The request –
Carry on the passage about men's money habits from its last sentence.

The bigger the boy ...
The male money blind spot is a little less obvious.

"The biggest risk for men, and it's kind of a new risk, is men's egos, men keeping up with men and bragging about how much they've earned in the market," Hayden says.

"People don't talk about these things. Everyone brings his or her own money behavior from home and we think that is the way to do it."

Guys also tend toward a curious quirk when making buying decisions.

"Men will say, 'I need a new computer.' No, you want a new computer because it's faster, it has more bells and whistles," says Hayden. "Men move those things they want into an investment category, 'This is a good investment.' And then they can't even enjoy it, they can't go, 'Oh, this is so much fun!' Everything is a serious need and everything is an investment. What men need to do is kind of ease up a little bit and enjoy what they're actually able to provide for themselves."

When it comes to spending, Hayden says it's about a draw. Women spend their money gradually over time, and men spend it on a number of big things. "They spend really big to show off because there's a lot of ego risk on men today to do better than the next guy," she says.

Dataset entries
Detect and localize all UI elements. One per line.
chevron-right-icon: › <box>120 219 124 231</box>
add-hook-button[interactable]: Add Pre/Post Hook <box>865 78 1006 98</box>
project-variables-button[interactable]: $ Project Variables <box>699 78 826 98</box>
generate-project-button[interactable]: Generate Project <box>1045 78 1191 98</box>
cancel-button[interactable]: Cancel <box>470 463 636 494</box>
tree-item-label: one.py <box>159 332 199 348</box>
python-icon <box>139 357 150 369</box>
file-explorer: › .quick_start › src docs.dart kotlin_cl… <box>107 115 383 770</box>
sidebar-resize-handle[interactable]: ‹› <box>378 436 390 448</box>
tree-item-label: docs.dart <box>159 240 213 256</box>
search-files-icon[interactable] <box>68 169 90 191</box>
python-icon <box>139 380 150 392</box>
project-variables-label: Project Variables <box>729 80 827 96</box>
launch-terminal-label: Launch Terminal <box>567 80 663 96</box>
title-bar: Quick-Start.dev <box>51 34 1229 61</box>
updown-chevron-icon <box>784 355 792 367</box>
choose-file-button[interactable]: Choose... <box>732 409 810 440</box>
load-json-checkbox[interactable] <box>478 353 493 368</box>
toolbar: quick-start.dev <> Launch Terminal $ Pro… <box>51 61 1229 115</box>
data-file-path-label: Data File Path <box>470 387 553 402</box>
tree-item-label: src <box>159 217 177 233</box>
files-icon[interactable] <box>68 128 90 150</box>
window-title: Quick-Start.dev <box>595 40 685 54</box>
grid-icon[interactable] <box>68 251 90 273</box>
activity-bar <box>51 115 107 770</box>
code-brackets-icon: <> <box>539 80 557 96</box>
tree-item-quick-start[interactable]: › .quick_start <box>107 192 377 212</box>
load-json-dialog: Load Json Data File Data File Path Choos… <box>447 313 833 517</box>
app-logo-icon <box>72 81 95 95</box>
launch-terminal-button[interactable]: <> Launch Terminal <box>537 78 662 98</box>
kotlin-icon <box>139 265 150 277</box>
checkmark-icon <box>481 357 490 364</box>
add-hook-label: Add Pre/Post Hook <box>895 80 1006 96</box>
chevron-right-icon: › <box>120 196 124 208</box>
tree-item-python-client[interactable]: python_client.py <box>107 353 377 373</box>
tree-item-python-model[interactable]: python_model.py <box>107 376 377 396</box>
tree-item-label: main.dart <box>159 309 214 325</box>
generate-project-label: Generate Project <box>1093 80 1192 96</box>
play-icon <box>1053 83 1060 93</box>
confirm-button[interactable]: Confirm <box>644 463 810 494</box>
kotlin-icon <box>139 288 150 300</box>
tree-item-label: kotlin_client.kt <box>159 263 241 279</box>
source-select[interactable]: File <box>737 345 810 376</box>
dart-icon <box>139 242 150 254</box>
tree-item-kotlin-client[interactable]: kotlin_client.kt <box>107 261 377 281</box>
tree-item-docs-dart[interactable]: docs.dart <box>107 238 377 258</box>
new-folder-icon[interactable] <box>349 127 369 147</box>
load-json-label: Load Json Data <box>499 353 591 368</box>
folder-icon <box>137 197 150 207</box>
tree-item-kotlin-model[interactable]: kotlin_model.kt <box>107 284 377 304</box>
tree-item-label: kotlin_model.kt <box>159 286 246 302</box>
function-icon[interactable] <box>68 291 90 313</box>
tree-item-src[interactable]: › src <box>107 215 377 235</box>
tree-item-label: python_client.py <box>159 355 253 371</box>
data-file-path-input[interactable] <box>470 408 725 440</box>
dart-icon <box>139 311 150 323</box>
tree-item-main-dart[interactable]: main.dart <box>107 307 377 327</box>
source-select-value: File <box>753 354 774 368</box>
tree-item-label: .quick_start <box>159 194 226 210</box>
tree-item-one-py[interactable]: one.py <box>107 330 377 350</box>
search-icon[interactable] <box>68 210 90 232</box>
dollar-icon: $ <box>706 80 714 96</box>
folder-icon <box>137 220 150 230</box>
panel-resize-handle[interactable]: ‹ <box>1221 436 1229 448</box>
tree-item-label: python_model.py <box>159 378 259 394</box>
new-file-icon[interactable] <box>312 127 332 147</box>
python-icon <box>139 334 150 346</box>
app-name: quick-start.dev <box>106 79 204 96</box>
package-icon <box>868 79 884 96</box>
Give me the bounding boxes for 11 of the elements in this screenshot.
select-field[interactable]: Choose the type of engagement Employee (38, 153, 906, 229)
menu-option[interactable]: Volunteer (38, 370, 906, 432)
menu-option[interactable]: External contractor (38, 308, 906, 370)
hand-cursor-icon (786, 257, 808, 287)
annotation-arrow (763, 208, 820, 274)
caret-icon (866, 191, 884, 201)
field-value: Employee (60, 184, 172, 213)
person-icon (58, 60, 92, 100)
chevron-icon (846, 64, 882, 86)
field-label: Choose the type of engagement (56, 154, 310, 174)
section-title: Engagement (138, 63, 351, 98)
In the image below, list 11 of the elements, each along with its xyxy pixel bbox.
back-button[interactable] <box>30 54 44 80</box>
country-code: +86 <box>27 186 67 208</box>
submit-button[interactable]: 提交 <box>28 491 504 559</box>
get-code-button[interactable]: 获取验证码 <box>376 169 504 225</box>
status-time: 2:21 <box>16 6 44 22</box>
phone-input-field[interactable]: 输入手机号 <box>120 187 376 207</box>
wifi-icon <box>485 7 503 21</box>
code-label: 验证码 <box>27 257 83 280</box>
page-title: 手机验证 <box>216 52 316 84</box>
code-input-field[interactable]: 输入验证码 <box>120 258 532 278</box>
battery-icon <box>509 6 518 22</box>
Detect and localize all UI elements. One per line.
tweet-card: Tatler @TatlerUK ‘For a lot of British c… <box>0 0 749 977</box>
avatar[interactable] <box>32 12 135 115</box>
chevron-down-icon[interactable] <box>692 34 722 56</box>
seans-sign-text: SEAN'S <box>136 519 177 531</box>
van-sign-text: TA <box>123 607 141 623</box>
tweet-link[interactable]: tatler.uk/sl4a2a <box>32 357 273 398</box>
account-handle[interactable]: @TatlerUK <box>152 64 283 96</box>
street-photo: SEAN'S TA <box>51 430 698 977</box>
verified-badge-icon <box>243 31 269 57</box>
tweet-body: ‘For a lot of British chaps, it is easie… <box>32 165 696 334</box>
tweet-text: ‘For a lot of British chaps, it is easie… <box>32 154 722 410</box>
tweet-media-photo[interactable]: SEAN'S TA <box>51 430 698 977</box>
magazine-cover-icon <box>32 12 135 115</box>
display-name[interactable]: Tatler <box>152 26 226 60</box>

Final result –
New money role models
If any of this even remotely fits you or your significant other, join the club. Hira says 46 percent of male respondents said money worries interfere with their relationships and 55 percent of the women said managing money troubles interferes with their lives at work.

Our biggest collective money blind spot may be our unwillingness to talk openly about it.

"People don't talk about these things. Everyone brings his or her own money behavior from home and we think that is the way to do it. Then we struggle in our relationship until we settle on something that neither one of us is really happy with, instead of sitting down and deciding how it will be done in our house."

Hayden agrees.

"Where people are struggling is they still have the old socialization, but they're living their lives differently. We have two people putting in eight- and 10-hour days, we have much higher standards for partnership and intimacy than our parents did, we have much higher standards for child raising, for ourselves and our homes. Our standards have changed entirely, our roles have changed, and yet we still have this socialization model that is archaic. What couples are trying to do is to figure out new models. It's wonderful, but it's very hard."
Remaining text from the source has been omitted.